* [Dataset items]:
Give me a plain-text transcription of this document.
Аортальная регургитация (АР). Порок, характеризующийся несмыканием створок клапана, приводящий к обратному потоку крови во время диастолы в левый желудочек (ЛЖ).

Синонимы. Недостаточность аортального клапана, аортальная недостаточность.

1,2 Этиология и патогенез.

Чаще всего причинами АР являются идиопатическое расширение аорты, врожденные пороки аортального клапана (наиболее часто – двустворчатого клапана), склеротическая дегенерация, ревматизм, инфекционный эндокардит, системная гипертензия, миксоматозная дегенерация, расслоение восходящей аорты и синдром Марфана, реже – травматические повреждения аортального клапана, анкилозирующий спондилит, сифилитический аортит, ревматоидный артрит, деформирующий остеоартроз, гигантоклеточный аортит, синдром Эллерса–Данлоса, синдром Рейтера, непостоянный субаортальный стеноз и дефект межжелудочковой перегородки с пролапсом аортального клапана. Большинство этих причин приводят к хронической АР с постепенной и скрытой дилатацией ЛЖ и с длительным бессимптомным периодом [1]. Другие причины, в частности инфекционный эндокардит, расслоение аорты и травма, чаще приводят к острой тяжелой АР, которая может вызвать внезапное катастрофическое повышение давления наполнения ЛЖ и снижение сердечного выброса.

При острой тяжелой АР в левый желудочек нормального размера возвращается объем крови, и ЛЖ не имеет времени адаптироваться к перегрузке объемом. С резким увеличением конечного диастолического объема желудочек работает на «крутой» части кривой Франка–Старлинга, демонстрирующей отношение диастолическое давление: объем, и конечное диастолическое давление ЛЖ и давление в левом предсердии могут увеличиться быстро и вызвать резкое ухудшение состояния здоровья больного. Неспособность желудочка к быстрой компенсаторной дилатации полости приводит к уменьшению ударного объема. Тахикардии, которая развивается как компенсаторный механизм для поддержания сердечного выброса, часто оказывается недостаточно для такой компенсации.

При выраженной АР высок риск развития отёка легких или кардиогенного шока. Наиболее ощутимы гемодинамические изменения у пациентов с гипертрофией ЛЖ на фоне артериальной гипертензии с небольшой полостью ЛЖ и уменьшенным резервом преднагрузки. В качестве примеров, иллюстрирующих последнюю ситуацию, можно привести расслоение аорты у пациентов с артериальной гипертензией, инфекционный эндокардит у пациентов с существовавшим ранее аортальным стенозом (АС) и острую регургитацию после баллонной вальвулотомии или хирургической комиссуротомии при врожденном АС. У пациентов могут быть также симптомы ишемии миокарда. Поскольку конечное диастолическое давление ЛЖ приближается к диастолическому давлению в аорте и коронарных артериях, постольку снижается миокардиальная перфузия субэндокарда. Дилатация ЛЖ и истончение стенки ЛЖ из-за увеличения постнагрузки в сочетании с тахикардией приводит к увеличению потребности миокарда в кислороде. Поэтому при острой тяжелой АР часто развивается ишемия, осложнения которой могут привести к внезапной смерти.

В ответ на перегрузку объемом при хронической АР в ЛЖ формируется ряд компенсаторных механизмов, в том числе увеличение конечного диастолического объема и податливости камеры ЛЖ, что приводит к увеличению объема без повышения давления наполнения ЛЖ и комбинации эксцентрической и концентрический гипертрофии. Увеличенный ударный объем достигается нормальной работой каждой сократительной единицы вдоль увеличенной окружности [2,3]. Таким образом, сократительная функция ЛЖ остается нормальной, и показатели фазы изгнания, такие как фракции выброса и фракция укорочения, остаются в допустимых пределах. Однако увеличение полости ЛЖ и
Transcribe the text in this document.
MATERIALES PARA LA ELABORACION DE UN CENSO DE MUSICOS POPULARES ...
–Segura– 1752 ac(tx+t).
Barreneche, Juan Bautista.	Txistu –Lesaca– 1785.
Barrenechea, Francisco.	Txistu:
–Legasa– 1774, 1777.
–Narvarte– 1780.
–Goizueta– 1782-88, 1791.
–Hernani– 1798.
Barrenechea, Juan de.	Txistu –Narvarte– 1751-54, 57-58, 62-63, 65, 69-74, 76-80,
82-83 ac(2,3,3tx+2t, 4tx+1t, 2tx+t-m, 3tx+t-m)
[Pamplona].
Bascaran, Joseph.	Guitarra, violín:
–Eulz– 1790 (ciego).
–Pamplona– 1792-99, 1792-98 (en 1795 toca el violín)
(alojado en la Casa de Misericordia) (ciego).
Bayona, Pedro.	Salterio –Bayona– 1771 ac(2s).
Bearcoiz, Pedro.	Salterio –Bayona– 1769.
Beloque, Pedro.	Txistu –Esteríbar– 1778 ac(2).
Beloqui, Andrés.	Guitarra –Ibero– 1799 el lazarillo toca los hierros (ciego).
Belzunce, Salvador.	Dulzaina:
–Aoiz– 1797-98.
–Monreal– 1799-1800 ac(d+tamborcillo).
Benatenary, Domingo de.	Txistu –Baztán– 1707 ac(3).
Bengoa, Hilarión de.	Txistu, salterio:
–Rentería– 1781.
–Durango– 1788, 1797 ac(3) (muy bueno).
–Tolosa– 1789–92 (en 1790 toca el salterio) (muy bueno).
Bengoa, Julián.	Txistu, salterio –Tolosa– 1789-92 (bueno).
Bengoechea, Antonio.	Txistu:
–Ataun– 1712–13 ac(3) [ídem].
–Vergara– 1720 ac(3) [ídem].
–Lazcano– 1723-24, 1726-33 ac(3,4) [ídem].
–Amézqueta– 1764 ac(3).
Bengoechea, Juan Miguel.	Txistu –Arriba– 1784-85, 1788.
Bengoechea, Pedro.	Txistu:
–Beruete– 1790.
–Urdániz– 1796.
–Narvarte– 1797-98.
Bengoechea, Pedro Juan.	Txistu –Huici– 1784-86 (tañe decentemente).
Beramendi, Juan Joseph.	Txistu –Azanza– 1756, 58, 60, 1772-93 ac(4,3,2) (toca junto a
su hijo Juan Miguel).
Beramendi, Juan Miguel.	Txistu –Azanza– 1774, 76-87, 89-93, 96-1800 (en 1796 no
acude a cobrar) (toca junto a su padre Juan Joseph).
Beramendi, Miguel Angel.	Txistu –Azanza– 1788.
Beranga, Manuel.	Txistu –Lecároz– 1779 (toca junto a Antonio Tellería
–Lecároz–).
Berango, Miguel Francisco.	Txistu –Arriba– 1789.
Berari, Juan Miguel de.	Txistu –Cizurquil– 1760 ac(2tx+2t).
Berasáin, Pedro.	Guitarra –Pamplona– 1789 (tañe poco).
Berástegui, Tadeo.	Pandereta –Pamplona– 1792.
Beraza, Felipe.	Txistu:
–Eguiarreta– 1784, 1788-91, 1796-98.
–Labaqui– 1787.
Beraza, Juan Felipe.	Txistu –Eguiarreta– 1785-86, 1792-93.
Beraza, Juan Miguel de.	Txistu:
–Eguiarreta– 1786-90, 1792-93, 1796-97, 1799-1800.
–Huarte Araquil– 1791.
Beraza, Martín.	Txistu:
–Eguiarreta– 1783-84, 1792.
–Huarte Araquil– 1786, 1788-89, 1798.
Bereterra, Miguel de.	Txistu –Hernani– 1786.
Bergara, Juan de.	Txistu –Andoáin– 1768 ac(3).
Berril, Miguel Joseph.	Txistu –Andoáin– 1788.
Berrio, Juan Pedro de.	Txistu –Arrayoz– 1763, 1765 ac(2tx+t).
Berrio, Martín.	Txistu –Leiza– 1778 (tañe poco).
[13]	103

* [Requirements]:
Copy all lines from the data that hold the word "Lecároz".

* [The output]:
Beranga, Manuel.	Txistu –Lecároz– 1779 (toca junto a Antonio Tellería
–Lecároz–).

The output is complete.